• [Exercise instructions]: Would you transcribe the listing that follows, character for character, and omit its images?

═════ Input data

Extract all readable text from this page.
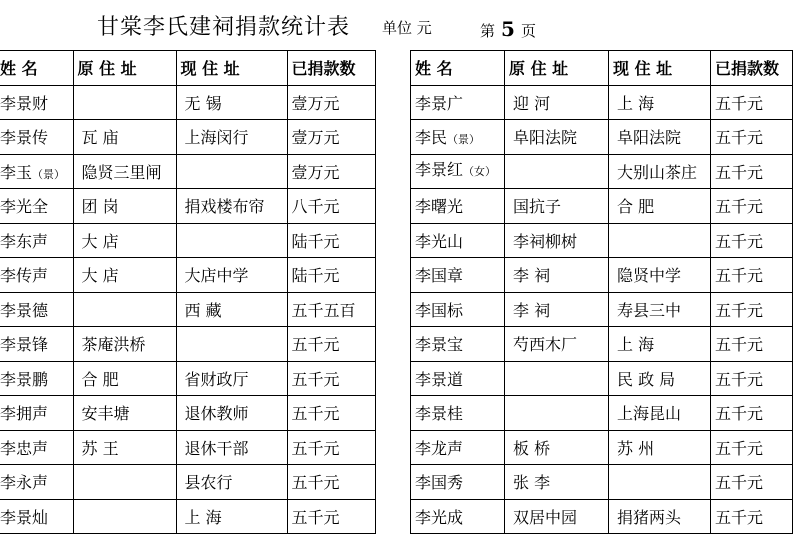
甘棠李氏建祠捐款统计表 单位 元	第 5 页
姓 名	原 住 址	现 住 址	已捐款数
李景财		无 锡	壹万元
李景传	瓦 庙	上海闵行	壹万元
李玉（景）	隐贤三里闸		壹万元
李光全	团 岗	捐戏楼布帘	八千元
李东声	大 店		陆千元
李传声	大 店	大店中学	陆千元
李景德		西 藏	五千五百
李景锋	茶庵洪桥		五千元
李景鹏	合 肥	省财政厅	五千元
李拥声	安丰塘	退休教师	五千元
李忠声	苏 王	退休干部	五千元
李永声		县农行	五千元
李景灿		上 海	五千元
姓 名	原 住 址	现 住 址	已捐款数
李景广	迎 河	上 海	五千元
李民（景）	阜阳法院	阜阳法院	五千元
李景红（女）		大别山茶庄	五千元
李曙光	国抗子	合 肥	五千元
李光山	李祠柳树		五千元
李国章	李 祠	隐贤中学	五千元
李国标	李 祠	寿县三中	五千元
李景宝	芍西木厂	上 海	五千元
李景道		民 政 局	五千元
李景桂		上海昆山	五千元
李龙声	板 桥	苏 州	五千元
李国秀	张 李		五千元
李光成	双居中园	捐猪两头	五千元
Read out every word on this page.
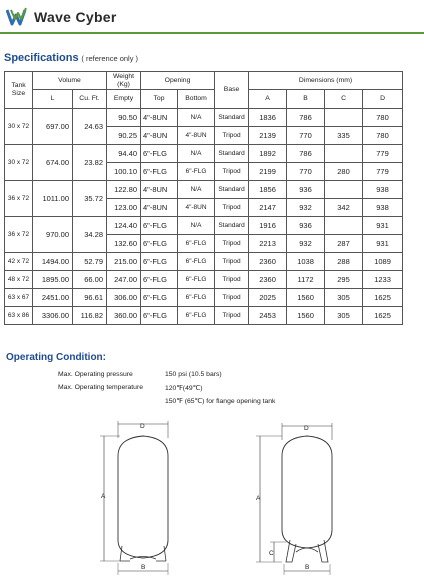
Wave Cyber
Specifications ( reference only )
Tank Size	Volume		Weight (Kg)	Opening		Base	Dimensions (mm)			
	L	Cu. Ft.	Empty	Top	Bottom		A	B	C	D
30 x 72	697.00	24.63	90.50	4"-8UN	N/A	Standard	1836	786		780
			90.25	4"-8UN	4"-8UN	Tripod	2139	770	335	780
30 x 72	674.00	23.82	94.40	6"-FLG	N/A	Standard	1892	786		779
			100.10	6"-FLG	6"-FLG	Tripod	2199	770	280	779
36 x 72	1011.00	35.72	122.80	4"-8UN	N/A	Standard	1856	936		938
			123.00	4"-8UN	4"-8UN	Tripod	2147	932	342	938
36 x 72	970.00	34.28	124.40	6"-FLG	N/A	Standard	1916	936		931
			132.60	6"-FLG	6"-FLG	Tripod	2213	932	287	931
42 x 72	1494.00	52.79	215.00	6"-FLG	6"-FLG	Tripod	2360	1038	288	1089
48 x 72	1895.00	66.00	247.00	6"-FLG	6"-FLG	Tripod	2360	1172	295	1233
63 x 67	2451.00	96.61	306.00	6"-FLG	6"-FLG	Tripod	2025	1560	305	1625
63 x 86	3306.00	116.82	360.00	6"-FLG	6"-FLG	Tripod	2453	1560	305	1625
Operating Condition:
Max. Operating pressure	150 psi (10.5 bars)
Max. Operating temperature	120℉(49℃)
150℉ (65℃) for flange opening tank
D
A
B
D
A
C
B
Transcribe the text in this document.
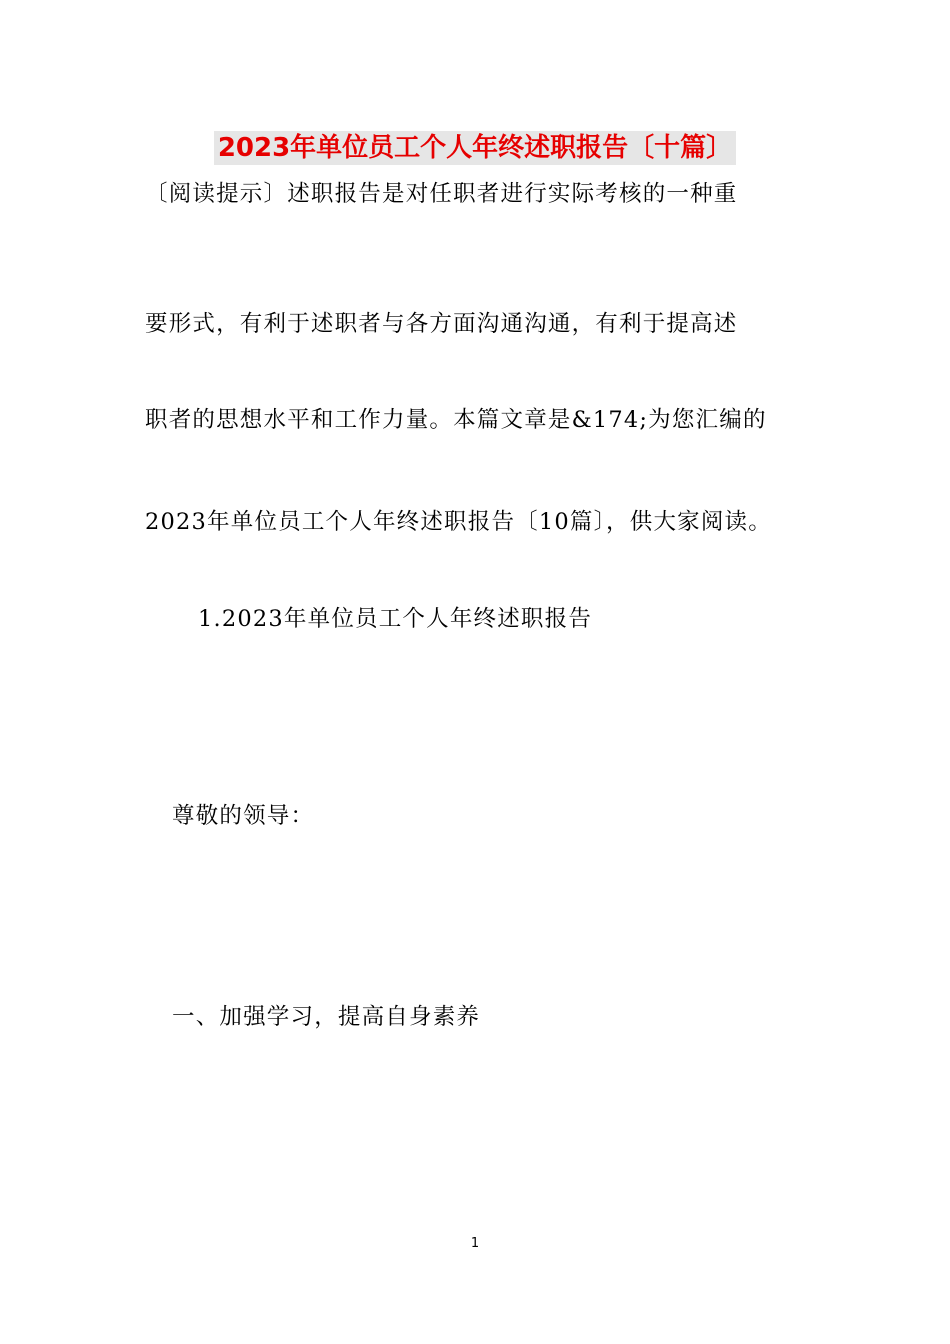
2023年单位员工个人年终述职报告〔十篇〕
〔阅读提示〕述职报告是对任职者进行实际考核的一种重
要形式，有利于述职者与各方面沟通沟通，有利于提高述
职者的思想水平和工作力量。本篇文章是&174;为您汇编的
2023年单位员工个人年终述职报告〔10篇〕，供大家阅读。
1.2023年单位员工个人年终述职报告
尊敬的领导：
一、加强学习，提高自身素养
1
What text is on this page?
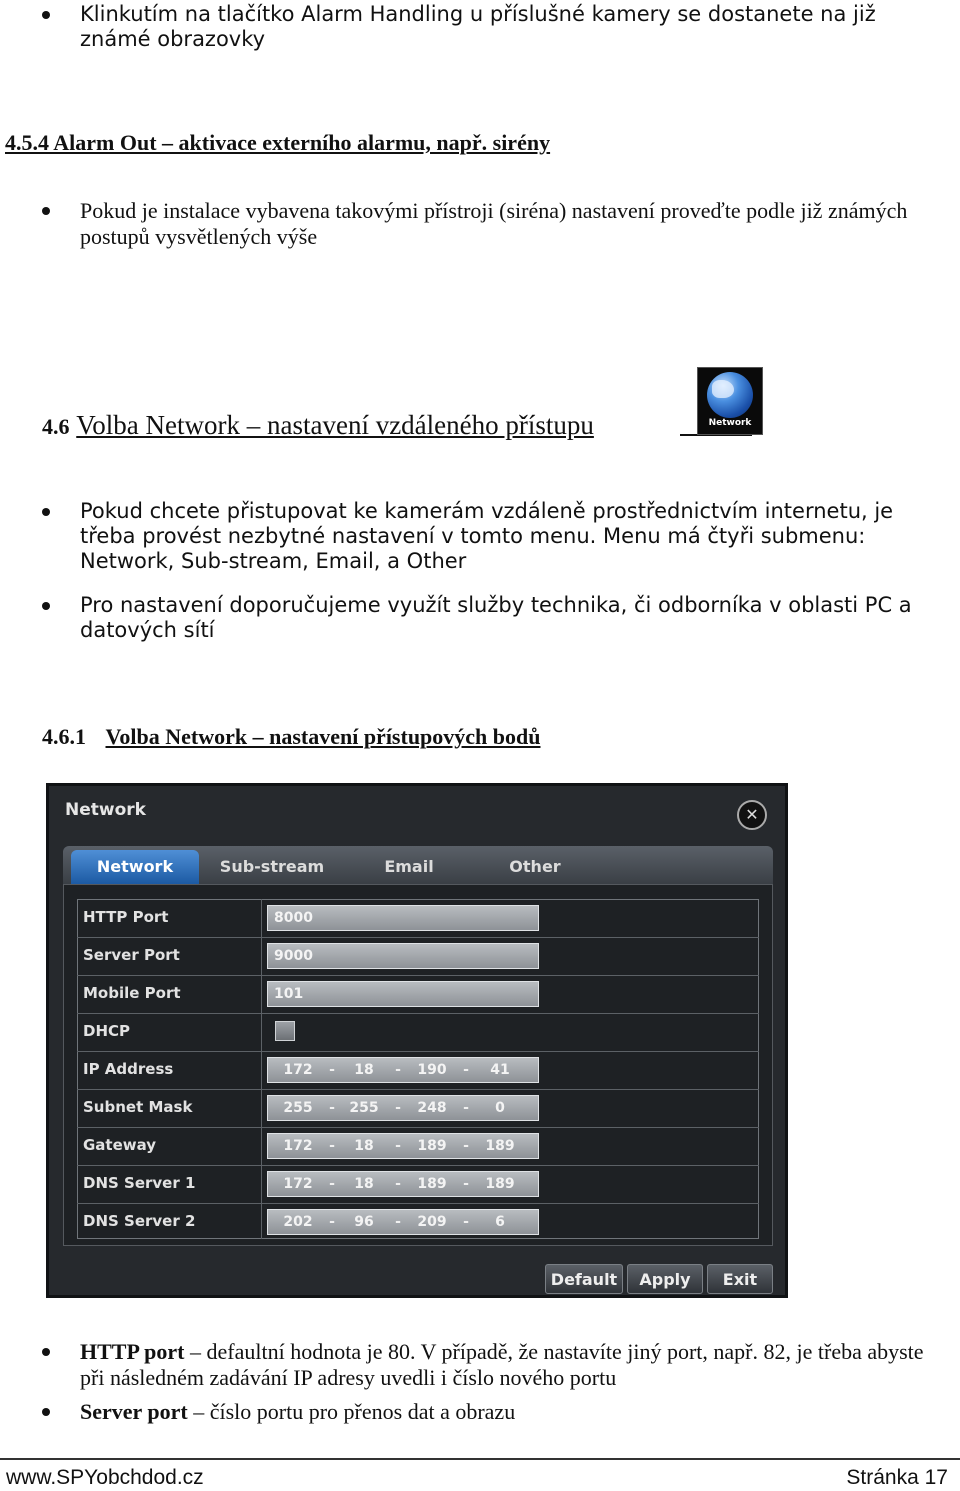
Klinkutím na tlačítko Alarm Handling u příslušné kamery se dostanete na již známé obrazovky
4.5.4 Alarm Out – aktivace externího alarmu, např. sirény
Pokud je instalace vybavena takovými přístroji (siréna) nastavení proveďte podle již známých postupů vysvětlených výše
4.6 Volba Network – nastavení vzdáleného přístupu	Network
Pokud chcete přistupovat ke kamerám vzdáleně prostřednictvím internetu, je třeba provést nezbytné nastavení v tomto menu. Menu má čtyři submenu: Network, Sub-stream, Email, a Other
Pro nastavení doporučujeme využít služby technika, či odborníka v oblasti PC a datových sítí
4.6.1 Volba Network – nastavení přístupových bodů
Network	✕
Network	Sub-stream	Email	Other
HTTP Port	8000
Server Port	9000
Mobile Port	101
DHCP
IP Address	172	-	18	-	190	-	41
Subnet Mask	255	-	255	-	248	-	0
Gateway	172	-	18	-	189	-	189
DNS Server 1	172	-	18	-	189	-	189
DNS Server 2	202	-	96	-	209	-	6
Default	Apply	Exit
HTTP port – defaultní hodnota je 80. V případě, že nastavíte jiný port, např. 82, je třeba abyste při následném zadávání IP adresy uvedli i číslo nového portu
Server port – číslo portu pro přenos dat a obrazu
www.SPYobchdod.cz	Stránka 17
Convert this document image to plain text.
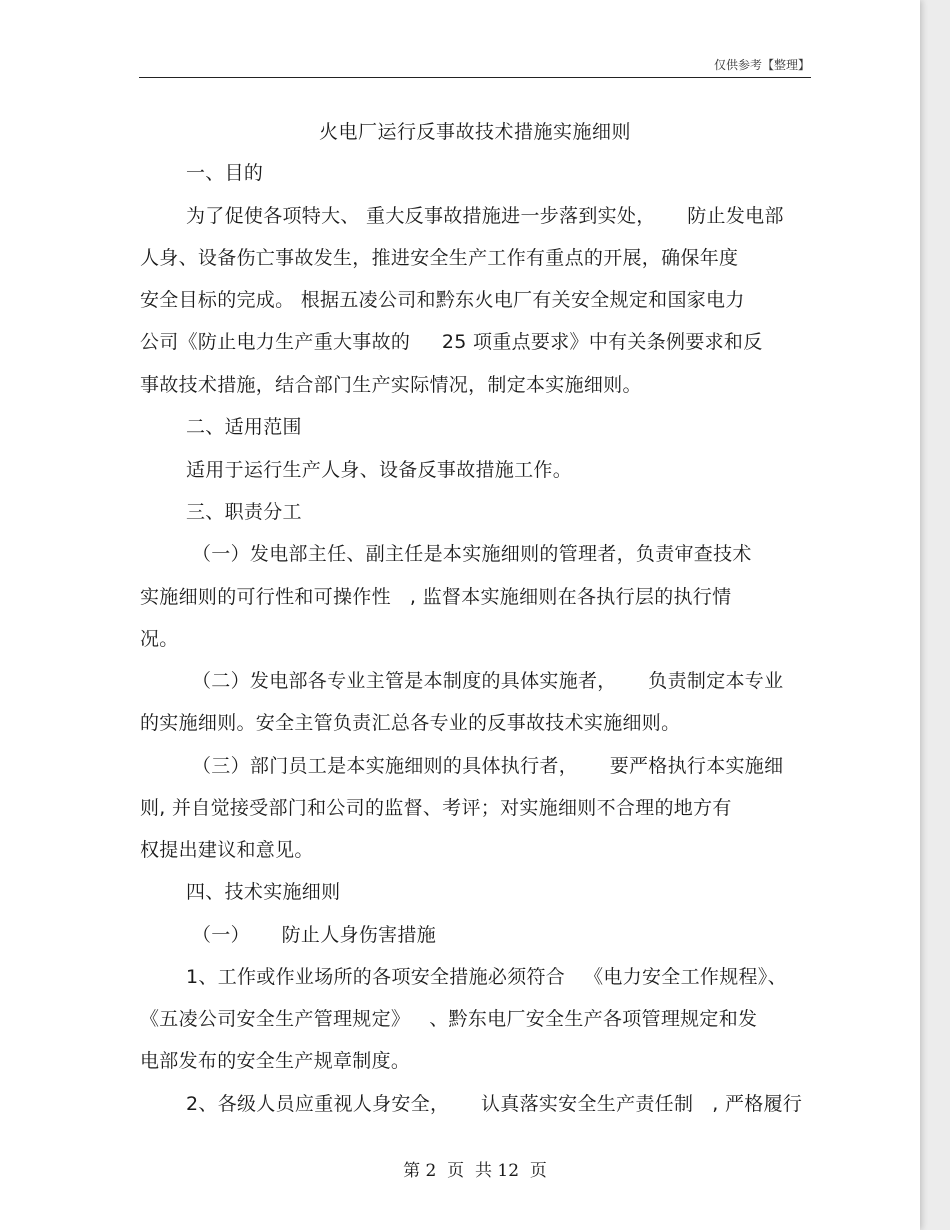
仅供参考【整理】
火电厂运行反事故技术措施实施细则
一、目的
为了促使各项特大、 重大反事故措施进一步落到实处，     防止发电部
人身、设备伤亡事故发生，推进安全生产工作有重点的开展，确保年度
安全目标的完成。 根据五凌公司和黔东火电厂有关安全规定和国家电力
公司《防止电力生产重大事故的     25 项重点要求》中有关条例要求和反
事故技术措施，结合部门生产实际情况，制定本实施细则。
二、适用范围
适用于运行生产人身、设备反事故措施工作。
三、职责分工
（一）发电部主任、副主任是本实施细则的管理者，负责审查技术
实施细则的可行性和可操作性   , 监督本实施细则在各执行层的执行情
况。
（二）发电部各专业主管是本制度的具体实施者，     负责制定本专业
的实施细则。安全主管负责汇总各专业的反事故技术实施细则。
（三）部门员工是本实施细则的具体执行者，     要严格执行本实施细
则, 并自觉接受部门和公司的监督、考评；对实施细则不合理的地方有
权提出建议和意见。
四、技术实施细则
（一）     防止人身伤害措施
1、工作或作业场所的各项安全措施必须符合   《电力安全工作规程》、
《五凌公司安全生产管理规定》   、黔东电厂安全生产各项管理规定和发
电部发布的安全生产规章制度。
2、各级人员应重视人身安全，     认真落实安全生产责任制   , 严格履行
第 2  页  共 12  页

══════════

• [Solution to the problem]:
Extract all readable text from this page.
甘棠李氏建祠捐款统计表 单位 元	第 5 页
姓 名	原 住 址	现 住 址	已捐款数
李景财		无 锡	壹万元
李景传	瓦 庙	上海闵行	壹万元
李玉（景）	隐贤三里闸		壹万元
李光全	团 岗	捐戏楼布帘	八千元
李东声	大 店		陆千元
李传声	大 店	大店中学	陆千元
李景德		西 藏	五千五百
李景锋	茶庵洪桥		五千元
李景鹏	合 肥	省财政厅	五千元
李拥声	安丰塘	退休教师	五千元
李忠声	苏 王	退休干部	五千元
李永声		县农行	五千元
李景灿		上 海	五千元
姓 名	原 住 址	现 住 址	已捐款数
李景广	迎 河	上 海	五千元
李民（景）	阜阳法院	阜阳法院	五千元
李景红（女）		大别山茶庄	五千元
李曙光	国抗子	合 肥	五千元
李光山	李祠柳树		五千元
李国章	李 祠	隐贤中学	五千元
李国标	李 祠	寿县三中	五千元
李景宝	芍西木厂	上 海	五千元
李景道		民 政 局	五千元
李景桂		上海昆山	五千元
李龙声	板 桥	苏 州	五千元
李国秀	张 李		五千元
李光成	双居中园	捐猪两头	五千元
Read out every word on this page.
Wave Cyber
Specifications ( reference only )
Tank Size	Volume		Weight (Kg)	Opening		Base	Dimensions (mm)			
	L	Cu. Ft.	Empty	Top	Bottom		A	B	C	D
30 x 72	697.00	24.63	90.50	4"-8UN	N/A	Standard	1836	786		780
			90.25	4"-8UN	4"-8UN	Tripod	2139	770	335	780
30 x 72	674.00	23.82	94.40	6"-FLG	N/A	Standard	1892	786		779
			100.10	6"-FLG	6"-FLG	Tripod	2199	770	280	779
36 x 72	1011.00	35.72	122.80	4"-8UN	N/A	Standard	1856	936		938
			123.00	4"-8UN	4"-8UN	Tripod	2147	932	342	938
36 x 72	970.00	34.28	124.40	6"-FLG	N/A	Standard	1916	936		931
			132.60	6"-FLG	6"-FLG	Tripod	2213	932	287	931
42 x 72	1494.00	52.79	215.00	6"-FLG	6"-FLG	Tripod	2360	1038	288	1089
48 x 72	1895.00	66.00	247.00	6"-FLG	6"-FLG	Tripod	2360	1172	295	1233
63 x 67	2451.00	96.61	306.00	6"-FLG	6"-FLG	Tripod	2025	1560	305	1625
63 x 86	3306.00	116.82	360.00	6"-FLG	6"-FLG	Tripod	2453	1560	305	1625
Operating Condition:
Max. Operating pressure	150 psi (10.5 bars)
Max. Operating temperature	120℉(49℃)
150℉ (65℃) for flange opening tank
D
A
B
D
A
C
B
Transcribe the text in this document.
2023年单位员工个人年终述职报告〔十篇〕
〔阅读提示〕述职报告是对任职者进行实际考核的一种重
要形式，有利于述职者与各方面沟通沟通，有利于提高述
职者的思想水平和工作力量。本篇文章是&174;为您汇编的
2023年单位员工个人年终述职报告〔10篇〕，供大家阅读。
1.2023年单位员工个人年终述职报告
尊敬的领导：
一、加强学习，提高自身素养
1
What text is on this page?
Klinkutím na tlačítko Alarm Handling u příslušné kamery se dostanete na již známé obrazovky
4.5.4 Alarm Out – aktivace externího alarmu, např. sirény
Pokud je instalace vybavena takovými přístroji (siréna) nastavení proveďte podle již známých postupů vysvětlených výše
4.6 Volba Network – nastavení vzdáleného přístupu	Network
Pokud chcete přistupovat ke kamerám vzdáleně prostřednictvím internetu, je třeba provést nezbytné nastavení v tomto menu. Menu má čtyři submenu: Network, Sub-stream, Email, a Other
Pro nastavení doporučujeme využít služby technika, či odborníka v oblasti PC a datových sítí
4.6.1 Volba Network – nastavení přístupových bodů
Network	✕
Network	Sub-stream	Email	Other
HTTP Port	8000
Server Port	9000
Mobile Port	101
DHCP
IP Address	172	-	18	-	190	-	41
Subnet Mask	255	-	255	-	248	-	0
Gateway	172	-	18	-	189	-	189
DNS Server 1	172	-	18	-	189	-	189
DNS Server 2	202	-	96	-	209	-	6
Default	Apply	Exit
HTTP port – defaultní hodnota je 80. V případě, že nastavíte jiný port, např. 82, je třeba abyste při následném zadávání IP adresy uvedli i číslo nového portu
Server port – číslo portu pro přenos dat a obrazu
www.SPYobchdod.cz	Stránka 17
Convert this document image to plain text.
仅供参考【整理】
火电厂运行反事故技术措施实施细则
一、目的
为了促使各项特大、 重大反事故措施进一步落到实处，     防止发电部
人身、设备伤亡事故发生，推进安全生产工作有重点的开展，确保年度
安全目标的完成。 根据五凌公司和黔东火电厂有关安全规定和国家电力
公司《防止电力生产重大事故的     25 项重点要求》中有关条例要求和反
事故技术措施，结合部门生产实际情况，制定本实施细则。
二、适用范围
适用于运行生产人身、设备反事故措施工作。
三、职责分工
（一）发电部主任、副主任是本实施细则的管理者，负责审查技术
实施细则的可行性和可操作性   , 监督本实施细则在各执行层的执行情
况。
（二）发电部各专业主管是本制度的具体实施者，     负责制定本专业
的实施细则。安全主管负责汇总各专业的反事故技术实施细则。
（三）部门员工是本实施细则的具体执行者，     要严格执行本实施细
则, 并自觉接受部门和公司的监督、考评；对实施细则不合理的地方有
权提出建议和意见。
四、技术实施细则
（一）     防止人身伤害措施
1、工作或作业场所的各项安全措施必须符合   《电力安全工作规程》、
《五凌公司安全生产管理规定》   、黔东电厂安全生产各项管理规定和发
电部发布的安全生产规章制度。
2、各级人员应重视人身安全，     认真落实安全生产责任制   , 严格履行
第 2  页  共 12  页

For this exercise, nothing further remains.